◆ SUPPLIED RECORDS ◆
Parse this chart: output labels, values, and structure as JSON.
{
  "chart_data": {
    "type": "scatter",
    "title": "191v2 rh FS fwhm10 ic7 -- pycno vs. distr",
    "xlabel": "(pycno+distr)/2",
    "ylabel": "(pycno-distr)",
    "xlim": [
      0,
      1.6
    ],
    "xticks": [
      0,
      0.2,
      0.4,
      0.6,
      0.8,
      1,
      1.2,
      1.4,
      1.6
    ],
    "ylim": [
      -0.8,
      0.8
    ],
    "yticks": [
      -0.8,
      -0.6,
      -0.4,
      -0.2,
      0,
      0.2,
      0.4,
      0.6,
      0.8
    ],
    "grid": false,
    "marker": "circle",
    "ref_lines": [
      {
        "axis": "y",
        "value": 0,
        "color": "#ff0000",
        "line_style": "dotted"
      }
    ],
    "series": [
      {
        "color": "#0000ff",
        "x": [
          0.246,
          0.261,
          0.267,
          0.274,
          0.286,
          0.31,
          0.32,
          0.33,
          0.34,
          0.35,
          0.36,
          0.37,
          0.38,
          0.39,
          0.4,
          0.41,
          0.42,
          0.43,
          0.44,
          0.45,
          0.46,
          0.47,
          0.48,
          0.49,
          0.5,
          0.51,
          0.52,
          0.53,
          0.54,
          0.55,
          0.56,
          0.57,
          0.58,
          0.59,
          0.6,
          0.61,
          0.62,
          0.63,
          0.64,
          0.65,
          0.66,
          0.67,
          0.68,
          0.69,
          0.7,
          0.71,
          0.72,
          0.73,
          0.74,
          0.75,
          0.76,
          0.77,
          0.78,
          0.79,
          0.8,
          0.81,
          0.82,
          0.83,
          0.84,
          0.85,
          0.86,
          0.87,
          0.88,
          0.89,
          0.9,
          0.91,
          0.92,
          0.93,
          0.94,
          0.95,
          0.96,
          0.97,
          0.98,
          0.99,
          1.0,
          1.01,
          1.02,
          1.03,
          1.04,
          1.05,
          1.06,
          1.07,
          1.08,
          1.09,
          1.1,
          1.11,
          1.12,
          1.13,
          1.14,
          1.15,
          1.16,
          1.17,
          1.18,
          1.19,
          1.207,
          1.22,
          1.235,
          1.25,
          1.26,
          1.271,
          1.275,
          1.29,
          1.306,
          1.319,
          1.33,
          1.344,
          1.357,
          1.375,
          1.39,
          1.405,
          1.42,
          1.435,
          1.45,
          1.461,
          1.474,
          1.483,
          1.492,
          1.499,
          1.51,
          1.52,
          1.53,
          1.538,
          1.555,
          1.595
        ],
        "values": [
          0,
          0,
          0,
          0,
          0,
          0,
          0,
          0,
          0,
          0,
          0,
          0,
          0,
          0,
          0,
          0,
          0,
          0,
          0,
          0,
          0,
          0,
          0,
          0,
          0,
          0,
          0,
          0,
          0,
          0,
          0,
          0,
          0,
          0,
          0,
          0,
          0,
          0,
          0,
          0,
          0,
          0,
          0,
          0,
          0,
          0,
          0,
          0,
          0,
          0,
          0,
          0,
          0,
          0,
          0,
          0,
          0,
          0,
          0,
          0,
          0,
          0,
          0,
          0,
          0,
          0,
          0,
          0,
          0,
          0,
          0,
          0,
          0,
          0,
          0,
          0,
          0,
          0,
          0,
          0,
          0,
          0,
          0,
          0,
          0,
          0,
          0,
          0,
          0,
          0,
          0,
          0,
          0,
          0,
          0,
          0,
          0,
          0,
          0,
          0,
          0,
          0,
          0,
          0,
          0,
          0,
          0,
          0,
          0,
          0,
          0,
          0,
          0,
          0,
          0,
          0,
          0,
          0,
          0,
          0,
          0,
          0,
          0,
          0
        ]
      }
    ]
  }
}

◆ CHALLENGE ◆
What is the number of lines in the data above that include the word "distr"? Answer with that number only.

◆ SOLUTION TO THIS TASK ◆
3